> GIVEN PASSAGE
/---

1 week ago
Thursday, May 24, 2012
Its spring cleaning time.
But not just the annual variety, which usually amounts to sweeping crumbs under the couch and running around with the Dirt Devil.
The long weekend kicked off an apocalyptic and antiseptic earth scorching of the apartment. Long overdue, the Machiavellian Moment had arrived.
Tonight, the next geographical phase kicked off. In the midst of recycling the dozen or so empty protein powder jugs that camouflaged the kitchen table, I knew there was no turning back. I knew what had to come next.
The middle drawer. The pharmaceutical graveyard.
I had been looking forward to this moment for years, yet had always postponed the assuredly cathartic event each time it crossed my mind. "Spring Cleaning 2012" was the proleptic vision.
And while, technically, I had until June 21 to carry out the deed, I took another look at the lid of the protein powder jugs, and a Popeye-fueled pragmatic sanction was imposed on the contents of the middle drawer. In order to proceed with the Spring Cleaning, the middle drawer had to be excavated and its unwelcome relics purged.
Perversely, I felt a twinge of nostalgia as I greeted my old familiars. One by one, they were airlifted from the middle drawer into the appropriately named "earth bag". That's where they were going, one way or another.

\---

> TASKS TO COMPLETE
1) Answer these questions about the spring cleaning post:
(a) What date does the post give?
(b) What was covering the kitchen table?
(c) What name is given to the bag that receives the contents of the middle drawer?
2) Write a continuation of the spring cleaning post, starting right after its last sentence.

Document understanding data
/---

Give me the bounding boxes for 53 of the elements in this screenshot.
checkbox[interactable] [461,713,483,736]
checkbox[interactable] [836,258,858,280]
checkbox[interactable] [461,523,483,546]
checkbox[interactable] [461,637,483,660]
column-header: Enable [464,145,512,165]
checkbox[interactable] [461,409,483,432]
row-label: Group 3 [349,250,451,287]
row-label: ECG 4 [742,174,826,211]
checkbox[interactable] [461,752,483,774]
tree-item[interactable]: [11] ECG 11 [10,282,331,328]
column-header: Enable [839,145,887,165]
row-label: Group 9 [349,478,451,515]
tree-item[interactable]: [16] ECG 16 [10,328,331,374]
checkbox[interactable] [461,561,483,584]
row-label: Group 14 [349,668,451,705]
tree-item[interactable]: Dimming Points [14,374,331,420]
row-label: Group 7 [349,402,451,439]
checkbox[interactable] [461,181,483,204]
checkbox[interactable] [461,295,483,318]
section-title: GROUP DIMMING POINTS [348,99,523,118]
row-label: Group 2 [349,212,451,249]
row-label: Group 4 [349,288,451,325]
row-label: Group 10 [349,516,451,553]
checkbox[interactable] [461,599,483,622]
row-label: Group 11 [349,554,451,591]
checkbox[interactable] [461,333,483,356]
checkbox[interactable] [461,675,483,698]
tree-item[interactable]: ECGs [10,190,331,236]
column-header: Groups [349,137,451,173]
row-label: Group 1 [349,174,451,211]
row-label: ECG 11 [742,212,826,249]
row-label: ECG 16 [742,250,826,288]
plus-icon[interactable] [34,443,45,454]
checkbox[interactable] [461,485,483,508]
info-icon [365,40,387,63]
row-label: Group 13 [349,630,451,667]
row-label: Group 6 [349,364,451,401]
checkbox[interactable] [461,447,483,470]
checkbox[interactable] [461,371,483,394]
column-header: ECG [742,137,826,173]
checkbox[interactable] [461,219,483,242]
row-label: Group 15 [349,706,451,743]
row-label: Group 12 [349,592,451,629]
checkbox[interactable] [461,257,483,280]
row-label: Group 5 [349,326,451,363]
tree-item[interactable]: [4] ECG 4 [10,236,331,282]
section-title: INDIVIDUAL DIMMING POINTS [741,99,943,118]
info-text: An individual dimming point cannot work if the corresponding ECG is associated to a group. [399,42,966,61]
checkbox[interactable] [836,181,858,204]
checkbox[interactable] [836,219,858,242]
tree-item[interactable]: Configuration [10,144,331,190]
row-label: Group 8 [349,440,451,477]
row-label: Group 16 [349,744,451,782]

\---

> RESULTS OF THE TASKS
1)
(a) Thursday, May 24, 2012
(b) A dozen or so empty protein powder jugs
(c) The "earth bag"

2)
No longer a sepulchre of the poisons and promised salves that I once eagerly consumed in order to "get better", the middle drawer yawned up at me. I had forgotten how deep it was, and how eagerly it seemed to want something new, and fresh, and good, to be put in place of the empty shells that are the casualties of biological warfare.
There have been a number of these manufactured moments. Those temporal markers that, symbolically, and once and for all, were supposed to distance me from the Interruptnum. All of them bullshit of course, but that's what is so useful about historiographical heuristics, even when we conceitedly apply them to our own delusional and melancholic self-narratives.
But tonight, after "relocating" the contents of the middle drawer, I feel pretty good.
Tomorrow might very well be a different story.
But over the past few months, it feels like I am finally living a life again, and not rehabilitating one that could have easily slid away.